• [What to do]: Find every line of the listing below where "episodes" appears, and copy it.
────────────────
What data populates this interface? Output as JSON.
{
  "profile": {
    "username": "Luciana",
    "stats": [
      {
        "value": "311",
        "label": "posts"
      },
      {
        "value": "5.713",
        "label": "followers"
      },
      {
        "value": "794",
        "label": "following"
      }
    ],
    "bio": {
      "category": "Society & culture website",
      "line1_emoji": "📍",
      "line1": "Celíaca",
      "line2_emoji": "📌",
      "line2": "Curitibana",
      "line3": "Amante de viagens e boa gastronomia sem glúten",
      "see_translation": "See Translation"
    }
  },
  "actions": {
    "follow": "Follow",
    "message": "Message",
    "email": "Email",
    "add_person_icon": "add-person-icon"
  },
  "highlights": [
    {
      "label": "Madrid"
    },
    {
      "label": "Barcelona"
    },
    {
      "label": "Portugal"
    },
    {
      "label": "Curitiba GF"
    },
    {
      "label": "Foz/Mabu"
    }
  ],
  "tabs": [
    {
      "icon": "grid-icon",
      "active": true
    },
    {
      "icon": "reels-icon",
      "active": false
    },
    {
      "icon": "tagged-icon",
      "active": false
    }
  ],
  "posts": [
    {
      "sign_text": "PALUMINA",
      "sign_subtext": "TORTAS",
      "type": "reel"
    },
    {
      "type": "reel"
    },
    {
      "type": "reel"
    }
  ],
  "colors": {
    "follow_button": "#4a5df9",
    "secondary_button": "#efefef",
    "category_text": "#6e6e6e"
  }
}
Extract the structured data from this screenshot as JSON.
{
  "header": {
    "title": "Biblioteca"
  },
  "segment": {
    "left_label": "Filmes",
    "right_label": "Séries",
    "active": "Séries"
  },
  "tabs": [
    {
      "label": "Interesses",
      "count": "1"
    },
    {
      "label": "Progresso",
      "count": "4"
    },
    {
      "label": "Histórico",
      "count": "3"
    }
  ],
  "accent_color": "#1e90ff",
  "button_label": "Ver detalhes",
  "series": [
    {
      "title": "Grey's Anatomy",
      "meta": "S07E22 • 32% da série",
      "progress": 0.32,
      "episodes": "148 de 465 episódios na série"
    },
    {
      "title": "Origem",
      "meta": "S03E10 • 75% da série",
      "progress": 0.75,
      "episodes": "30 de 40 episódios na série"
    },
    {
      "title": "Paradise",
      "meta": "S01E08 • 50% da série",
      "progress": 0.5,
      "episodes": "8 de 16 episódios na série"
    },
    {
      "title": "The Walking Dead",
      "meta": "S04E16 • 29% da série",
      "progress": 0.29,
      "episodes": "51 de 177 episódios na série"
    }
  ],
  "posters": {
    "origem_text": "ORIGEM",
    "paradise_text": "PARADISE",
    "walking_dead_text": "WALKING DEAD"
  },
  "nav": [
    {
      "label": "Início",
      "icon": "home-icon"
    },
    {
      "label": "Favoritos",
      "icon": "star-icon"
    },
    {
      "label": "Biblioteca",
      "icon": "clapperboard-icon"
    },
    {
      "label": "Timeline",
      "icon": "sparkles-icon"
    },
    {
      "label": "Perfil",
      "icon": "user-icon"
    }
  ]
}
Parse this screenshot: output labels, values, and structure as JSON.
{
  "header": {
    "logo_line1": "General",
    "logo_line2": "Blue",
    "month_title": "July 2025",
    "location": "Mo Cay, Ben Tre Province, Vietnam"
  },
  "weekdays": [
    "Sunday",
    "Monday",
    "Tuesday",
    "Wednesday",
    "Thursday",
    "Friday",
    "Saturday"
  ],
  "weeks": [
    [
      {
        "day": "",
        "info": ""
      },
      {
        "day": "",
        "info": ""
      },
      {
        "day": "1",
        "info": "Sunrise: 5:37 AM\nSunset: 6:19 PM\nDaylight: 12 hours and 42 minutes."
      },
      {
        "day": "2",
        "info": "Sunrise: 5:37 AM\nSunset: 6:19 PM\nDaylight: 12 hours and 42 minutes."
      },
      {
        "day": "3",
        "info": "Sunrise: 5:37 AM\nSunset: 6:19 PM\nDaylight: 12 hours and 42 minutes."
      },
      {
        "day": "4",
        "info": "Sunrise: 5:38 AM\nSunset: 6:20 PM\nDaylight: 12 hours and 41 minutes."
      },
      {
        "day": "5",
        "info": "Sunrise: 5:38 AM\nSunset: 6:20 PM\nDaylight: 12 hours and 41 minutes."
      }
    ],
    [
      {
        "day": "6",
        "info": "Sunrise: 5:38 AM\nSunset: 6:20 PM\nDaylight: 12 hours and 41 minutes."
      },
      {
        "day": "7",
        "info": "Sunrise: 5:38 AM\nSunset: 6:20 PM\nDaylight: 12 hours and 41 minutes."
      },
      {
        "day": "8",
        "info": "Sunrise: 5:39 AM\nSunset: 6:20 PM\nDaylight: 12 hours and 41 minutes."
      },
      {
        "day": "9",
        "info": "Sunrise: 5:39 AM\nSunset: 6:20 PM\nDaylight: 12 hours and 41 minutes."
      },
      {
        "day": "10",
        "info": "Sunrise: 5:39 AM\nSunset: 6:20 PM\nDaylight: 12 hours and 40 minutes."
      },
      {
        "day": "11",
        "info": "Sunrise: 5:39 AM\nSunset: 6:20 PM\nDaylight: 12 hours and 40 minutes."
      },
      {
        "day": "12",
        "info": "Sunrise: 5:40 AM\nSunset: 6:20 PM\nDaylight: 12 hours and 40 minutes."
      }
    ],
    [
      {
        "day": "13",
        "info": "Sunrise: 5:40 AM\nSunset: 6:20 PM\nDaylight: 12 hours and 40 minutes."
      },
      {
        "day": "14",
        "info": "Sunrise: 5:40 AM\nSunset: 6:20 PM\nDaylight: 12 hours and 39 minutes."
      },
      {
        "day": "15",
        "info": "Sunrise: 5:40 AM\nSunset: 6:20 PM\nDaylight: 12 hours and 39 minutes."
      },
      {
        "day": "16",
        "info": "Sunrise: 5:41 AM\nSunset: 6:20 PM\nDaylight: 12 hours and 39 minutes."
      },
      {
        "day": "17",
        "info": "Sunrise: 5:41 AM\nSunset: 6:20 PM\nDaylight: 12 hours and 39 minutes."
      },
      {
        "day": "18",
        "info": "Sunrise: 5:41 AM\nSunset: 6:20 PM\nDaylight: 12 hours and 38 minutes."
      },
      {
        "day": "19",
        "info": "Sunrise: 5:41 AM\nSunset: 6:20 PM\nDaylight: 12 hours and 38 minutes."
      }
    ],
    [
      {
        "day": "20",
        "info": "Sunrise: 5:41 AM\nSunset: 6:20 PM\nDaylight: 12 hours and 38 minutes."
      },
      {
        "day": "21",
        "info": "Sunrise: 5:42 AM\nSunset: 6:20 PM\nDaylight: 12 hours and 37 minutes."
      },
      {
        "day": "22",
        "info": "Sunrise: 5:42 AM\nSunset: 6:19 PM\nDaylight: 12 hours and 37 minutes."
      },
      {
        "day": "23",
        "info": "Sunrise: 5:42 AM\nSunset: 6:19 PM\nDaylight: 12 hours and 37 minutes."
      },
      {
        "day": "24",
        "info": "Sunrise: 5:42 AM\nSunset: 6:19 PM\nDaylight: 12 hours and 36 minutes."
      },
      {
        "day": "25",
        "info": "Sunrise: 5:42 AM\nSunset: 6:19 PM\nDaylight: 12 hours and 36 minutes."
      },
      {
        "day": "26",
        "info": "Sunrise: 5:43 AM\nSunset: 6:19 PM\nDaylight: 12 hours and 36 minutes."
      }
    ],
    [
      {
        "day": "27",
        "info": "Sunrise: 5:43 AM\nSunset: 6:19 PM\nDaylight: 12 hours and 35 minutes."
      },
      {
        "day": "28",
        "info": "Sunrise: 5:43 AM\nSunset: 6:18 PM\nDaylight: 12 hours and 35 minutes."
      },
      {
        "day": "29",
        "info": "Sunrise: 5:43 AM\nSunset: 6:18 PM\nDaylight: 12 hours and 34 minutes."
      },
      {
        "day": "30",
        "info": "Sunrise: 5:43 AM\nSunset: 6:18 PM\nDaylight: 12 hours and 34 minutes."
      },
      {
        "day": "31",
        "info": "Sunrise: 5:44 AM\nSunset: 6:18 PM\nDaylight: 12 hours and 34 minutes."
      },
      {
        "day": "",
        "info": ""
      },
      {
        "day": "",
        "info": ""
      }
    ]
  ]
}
────────────────
• [Right answer]:
      "episodes": "148 de 465 episódios na série"
      "episodes": "30 de 40 episódios na série"
      "episodes": "8 de 16 episódios na série"
      "episodes": "51 de 177 episódios na série"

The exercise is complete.